THE TASK -
Transcribe all of the records word for word, but omit the pictures.

==============================

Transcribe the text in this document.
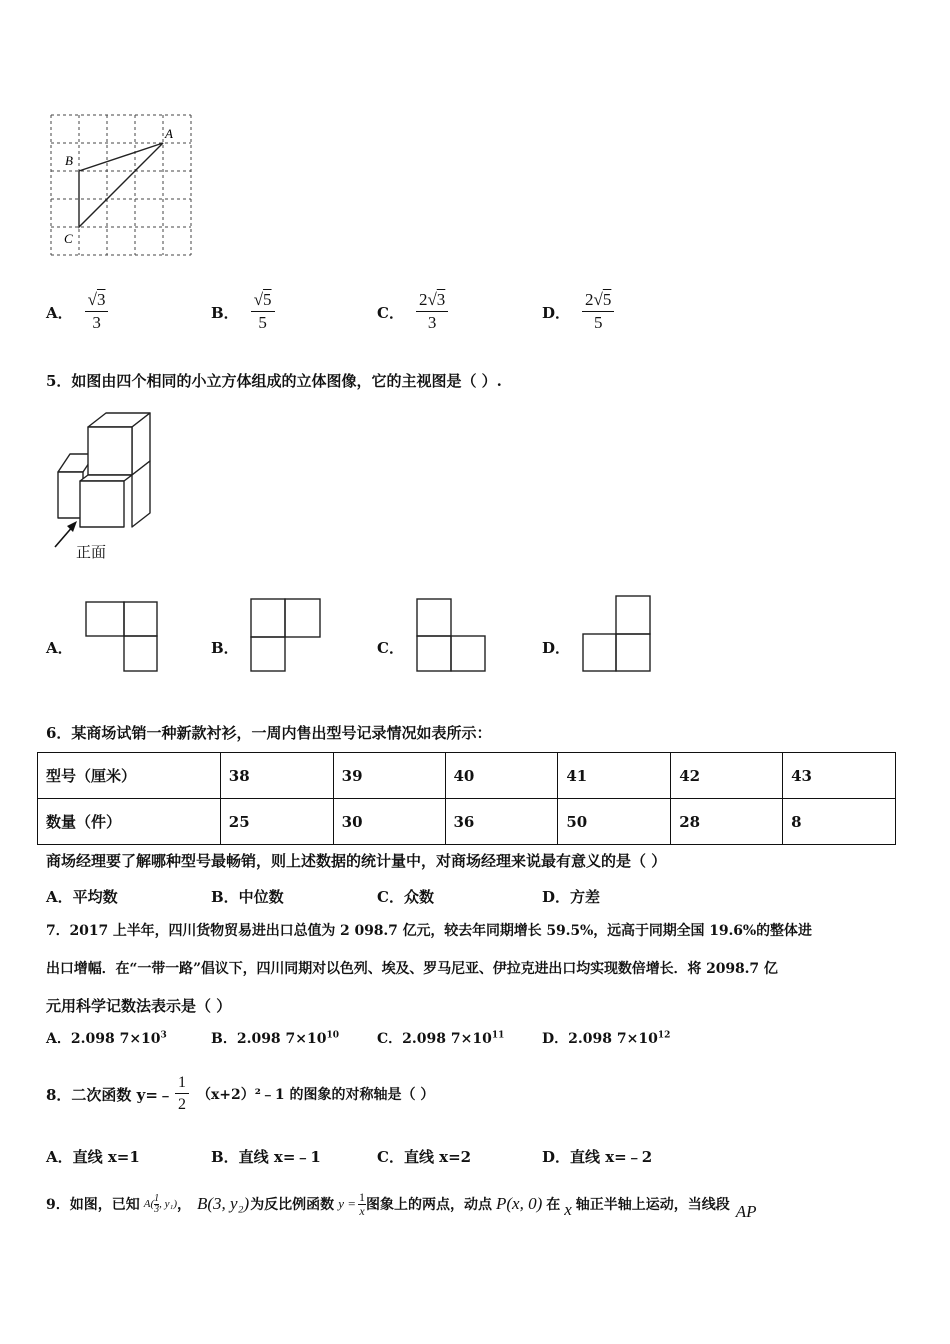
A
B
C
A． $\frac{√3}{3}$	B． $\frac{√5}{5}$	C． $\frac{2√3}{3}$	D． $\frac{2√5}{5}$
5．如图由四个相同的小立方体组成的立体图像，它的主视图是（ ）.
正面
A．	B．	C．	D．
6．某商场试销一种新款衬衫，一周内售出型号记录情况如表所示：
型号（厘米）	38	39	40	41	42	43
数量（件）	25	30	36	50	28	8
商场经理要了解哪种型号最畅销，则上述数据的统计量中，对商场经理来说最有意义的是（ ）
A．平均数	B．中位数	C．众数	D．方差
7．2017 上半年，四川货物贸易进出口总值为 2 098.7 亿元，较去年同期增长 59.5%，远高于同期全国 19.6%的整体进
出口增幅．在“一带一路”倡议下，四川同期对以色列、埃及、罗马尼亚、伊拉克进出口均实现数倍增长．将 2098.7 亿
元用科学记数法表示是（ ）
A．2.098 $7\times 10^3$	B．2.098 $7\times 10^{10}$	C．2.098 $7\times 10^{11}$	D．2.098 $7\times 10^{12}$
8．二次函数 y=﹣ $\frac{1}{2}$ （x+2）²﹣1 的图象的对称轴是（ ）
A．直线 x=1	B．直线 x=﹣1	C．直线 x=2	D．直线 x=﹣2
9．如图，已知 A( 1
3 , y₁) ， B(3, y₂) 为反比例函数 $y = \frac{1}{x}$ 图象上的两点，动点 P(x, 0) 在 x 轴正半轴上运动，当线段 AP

==============================

TASK OUTPUT -
Transcribe the text in this document.
A
B
C
A． $\frac{√3}{3}$	B． $\frac{√5}{5}$	C． $\frac{2√3}{3}$	D． $\frac{2√5}{5}$
5．如图由四个相同的小立方体组成的立体图像，它的主视图是（ ）.
正面
A．	B．	C．	D．
6．某商场试销一种新款衬衫，一周内售出型号记录情况如表所示：
型号（厘米）	38	39	40	41	42	43
数量（件）	25	30	36	50	28	8
商场经理要了解哪种型号最畅销，则上述数据的统计量中，对商场经理来说最有意义的是（ ）
A．平均数	B．中位数	C．众数	D．方差
7．2017 上半年，四川货物贸易进出口总值为 2 098.7 亿元，较去年同期增长 59.5%，远高于同期全国 19.6%的整体进
出口增幅．在“一带一路”倡议下，四川同期对以色列、埃及、罗马尼亚、伊拉克进出口均实现数倍增长．将 2098.7 亿
元用科学记数法表示是（ ）
A．2.098 $7\times 10^3$	B．2.098 $7\times 10^{10}$	C．2.098 $7\times 10^{11}$	D．2.098 $7\times 10^{12}$
8．二次函数 y=﹣ $\frac{1}{2}$ （x+2）²﹣1 的图象的对称轴是（ ）
A．直线 x=1	B．直线 x=﹣1	C．直线 x=2	D．直线 x=﹣2
9．如图，已知 A( 1
3 , y₁) ， B(3, y₂) 为反比例函数 $y = \frac{1}{x}$ 图象上的两点，动点 P(x, 0) 在 x 轴正半轴上运动，当线段 AP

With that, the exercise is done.